### WHAT IS ASKED:
Read the records and write them out again exactly.

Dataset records
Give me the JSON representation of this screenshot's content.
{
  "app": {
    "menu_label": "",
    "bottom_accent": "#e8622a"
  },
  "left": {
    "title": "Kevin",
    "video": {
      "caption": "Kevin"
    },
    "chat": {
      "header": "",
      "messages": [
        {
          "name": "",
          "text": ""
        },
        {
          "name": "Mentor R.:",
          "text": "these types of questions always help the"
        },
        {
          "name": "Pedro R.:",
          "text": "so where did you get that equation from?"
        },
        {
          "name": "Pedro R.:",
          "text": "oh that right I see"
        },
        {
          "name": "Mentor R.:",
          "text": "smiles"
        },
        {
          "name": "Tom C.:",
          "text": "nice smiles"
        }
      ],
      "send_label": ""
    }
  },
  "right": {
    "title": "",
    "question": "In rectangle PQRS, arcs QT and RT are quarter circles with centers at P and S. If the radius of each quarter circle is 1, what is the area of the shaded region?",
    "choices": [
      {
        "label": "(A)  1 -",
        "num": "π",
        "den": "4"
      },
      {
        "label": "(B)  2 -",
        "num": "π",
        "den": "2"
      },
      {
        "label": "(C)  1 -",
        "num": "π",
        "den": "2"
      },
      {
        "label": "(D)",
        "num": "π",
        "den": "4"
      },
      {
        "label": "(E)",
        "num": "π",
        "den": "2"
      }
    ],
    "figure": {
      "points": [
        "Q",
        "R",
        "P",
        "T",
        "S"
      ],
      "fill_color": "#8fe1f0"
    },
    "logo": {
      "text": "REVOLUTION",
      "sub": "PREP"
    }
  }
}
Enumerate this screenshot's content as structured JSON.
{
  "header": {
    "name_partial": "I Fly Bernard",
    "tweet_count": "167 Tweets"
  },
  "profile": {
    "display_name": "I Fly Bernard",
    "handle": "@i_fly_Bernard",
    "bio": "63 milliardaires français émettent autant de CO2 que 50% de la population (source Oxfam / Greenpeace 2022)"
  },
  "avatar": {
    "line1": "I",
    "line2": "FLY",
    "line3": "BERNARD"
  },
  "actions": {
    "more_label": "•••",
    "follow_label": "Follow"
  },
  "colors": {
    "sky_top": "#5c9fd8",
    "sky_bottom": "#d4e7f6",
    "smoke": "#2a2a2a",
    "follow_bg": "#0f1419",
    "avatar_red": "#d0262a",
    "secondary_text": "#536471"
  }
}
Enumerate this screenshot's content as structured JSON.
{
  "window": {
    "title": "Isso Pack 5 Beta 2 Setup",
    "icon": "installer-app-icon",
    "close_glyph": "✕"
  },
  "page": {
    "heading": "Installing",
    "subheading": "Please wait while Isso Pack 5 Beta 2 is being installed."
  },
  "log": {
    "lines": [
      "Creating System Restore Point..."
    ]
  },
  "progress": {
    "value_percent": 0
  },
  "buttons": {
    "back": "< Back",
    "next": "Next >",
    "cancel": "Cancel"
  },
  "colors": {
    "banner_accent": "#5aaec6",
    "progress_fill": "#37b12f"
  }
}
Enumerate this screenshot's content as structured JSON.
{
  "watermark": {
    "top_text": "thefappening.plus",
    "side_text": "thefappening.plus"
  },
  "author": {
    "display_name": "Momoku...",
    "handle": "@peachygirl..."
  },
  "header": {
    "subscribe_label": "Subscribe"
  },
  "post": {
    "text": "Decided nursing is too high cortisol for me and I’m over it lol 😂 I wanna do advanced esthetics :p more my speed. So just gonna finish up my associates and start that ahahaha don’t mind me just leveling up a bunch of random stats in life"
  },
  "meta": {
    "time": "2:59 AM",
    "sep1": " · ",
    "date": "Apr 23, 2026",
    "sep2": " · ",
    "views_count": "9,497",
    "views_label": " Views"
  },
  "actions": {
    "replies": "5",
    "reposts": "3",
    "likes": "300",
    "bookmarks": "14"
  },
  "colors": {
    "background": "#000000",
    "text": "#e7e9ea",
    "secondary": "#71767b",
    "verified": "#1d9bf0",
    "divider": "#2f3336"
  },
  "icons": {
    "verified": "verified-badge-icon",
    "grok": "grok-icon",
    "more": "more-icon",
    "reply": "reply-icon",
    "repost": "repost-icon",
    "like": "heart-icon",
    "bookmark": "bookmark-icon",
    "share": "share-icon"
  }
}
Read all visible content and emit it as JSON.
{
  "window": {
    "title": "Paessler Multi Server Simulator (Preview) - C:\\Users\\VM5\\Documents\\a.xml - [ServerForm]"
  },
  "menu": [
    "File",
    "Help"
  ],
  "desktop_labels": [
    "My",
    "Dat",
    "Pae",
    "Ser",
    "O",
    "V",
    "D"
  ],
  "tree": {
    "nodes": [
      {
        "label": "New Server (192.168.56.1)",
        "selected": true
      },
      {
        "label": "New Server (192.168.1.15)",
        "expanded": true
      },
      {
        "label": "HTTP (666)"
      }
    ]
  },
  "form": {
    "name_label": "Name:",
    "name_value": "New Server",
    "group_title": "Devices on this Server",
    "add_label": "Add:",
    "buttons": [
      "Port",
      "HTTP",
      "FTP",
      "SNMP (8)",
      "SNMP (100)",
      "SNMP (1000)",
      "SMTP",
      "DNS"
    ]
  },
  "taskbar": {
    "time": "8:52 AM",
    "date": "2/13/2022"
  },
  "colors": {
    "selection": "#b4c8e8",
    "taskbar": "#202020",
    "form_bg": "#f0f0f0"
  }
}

### FINAL RESULT:
Give me the JSON representation of this screenshot's content.
{
  "app": {
    "menu_label": "",
    "bottom_accent": "#e8622a"
  },
  "left": {
    "title": "Kevin",
    "video": {
      "caption": "Kevin"
    },
    "chat": {
      "header": "",
      "messages": [
        {
          "name": "",
          "text": ""
        },
        {
          "name": "Mentor R.:",
          "text": "these types of questions always help the"
        },
        {
          "name": "Pedro R.:",
          "text": "so where did you get that equation from?"
        },
        {
          "name": "Pedro R.:",
          "text": "oh that right I see"
        },
        {
          "name": "Mentor R.:",
          "text": "smiles"
        },
        {
          "name": "Tom C.:",
          "text": "nice smiles"
        }
      ],
      "send_label": ""
    }
  },
  "right": {
    "title": "",
    "question": "In rectangle PQRS, arcs QT and RT are quarter circles with centers at P and S. If the radius of each quarter circle is 1, what is the area of the shaded region?",
    "choices": [
      {
        "label": "(A)  1 -",
        "num": "π",
        "den": "4"
      },
      {
        "label": "(B)  2 -",
        "num": "π",
        "den": "2"
      },
      {
        "label": "(C)  1 -",
        "num": "π",
        "den": "2"
      },
      {
        "label": "(D)",
        "num": "π",
        "den": "4"
      },
      {
        "label": "(E)",
        "num": "π",
        "den": "2"
      }
    ],
    "figure": {
      "points": [
        "Q",
        "R",
        "P",
        "T",
        "S"
      ],
      "fill_color": "#8fe1f0"
    },
    "logo": {
      "text": "REVOLUTION",
      "sub": "PREP"
    }
  }
}
Enumerate this screenshot's content as structured JSON.
{
  "header": {
    "name_partial": "I Fly Bernard",
    "tweet_count": "167 Tweets"
  },
  "profile": {
    "display_name": "I Fly Bernard",
    "handle": "@i_fly_Bernard",
    "bio": "63 milliardaires français émettent autant de CO2 que 50% de la population (source Oxfam / Greenpeace 2022)"
  },
  "avatar": {
    "line1": "I",
    "line2": "FLY",
    "line3": "BERNARD"
  },
  "actions": {
    "more_label": "•••",
    "follow_label": "Follow"
  },
  "colors": {
    "sky_top": "#5c9fd8",
    "sky_bottom": "#d4e7f6",
    "smoke": "#2a2a2a",
    "follow_bg": "#0f1419",
    "avatar_red": "#d0262a",
    "secondary_text": "#536471"
  }
}
Enumerate this screenshot's content as structured JSON.
{
  "window": {
    "title": "Isso Pack 5 Beta 2 Setup",
    "icon": "installer-app-icon",
    "close_glyph": "✕"
  },
  "page": {
    "heading": "Installing",
    "subheading": "Please wait while Isso Pack 5 Beta 2 is being installed."
  },
  "log": {
    "lines": [
      "Creating System Restore Point..."
    ]
  },
  "progress": {
    "value_percent": 0
  },
  "buttons": {
    "back": "< Back",
    "next": "Next >",
    "cancel": "Cancel"
  },
  "colors": {
    "banner_accent": "#5aaec6",
    "progress_fill": "#37b12f"
  }
}
Enumerate this screenshot's content as structured JSON.
{
  "watermark": {
    "top_text": "thefappening.plus",
    "side_text": "thefappening.plus"
  },
  "author": {
    "display_name": "Momoku...",
    "handle": "@peachygirl..."
  },
  "header": {
    "subscribe_label": "Subscribe"
  },
  "post": {
    "text": "Decided nursing is too high cortisol for me and I’m over it lol 😂 I wanna do advanced esthetics :p more my speed. So just gonna finish up my associates and start that ahahaha don’t mind me just leveling up a bunch of random stats in life"
  },
  "meta": {
    "time": "2:59 AM",
    "sep1": " · ",
    "date": "Apr 23, 2026",
    "sep2": " · ",
    "views_count": "9,497",
    "views_label": " Views"
  },
  "actions": {
    "replies": "5",
    "reposts": "3",
    "likes": "300",
    "bookmarks": "14"
  },
  "colors": {
    "background": "#000000",
    "text": "#e7e9ea",
    "secondary": "#71767b",
    "verified": "#1d9bf0",
    "divider": "#2f3336"
  },
  "icons": {
    "verified": "verified-badge-icon",
    "grok": "grok-icon",
    "more": "more-icon",
    "reply": "reply-icon",
    "repost": "repost-icon",
    "like": "heart-icon",
    "bookmark": "bookmark-icon",
    "share": "share-icon"
  }
}
Read all visible content and emit it as JSON.
{
  "window": {
    "title": "Paessler Multi Server Simulator (Preview) - C:\\Users\\VM5\\Documents\\a.xml - [ServerForm]"
  },
  "menu": [
    "File",
    "Help"
  ],
  "desktop_labels": [
    "My",
    "Dat",
    "Pae",
    "Ser",
    "O",
    "V",
    "D"
  ],
  "tree": {
    "nodes": [
      {
        "label": "New Server (192.168.56.1)",
        "selected": true
      },
      {
        "label": "New Server (192.168.1.15)",
        "expanded": true
      },
      {
        "label": "HTTP (666)"
      }
    ]
  },
  "form": {
    "name_label": "Name:",
    "name_value": "New Server",
    "group_title": "Devices on this Server",
    "add_label": "Add:",
    "buttons": [
      "Port",
      "HTTP",
      "FTP",
      "SNMP (8)",
      "SNMP (100)",
      "SNMP (1000)",
      "SMTP",
      "DNS"
    ]
  },
  "taskbar": {
    "time": "8:52 AM",
    "date": "2/13/2022"
  },
  "colors": {
    "selection": "#b4c8e8",
    "taskbar": "#202020",
    "form_bg": "#f0f0f0"
  }
}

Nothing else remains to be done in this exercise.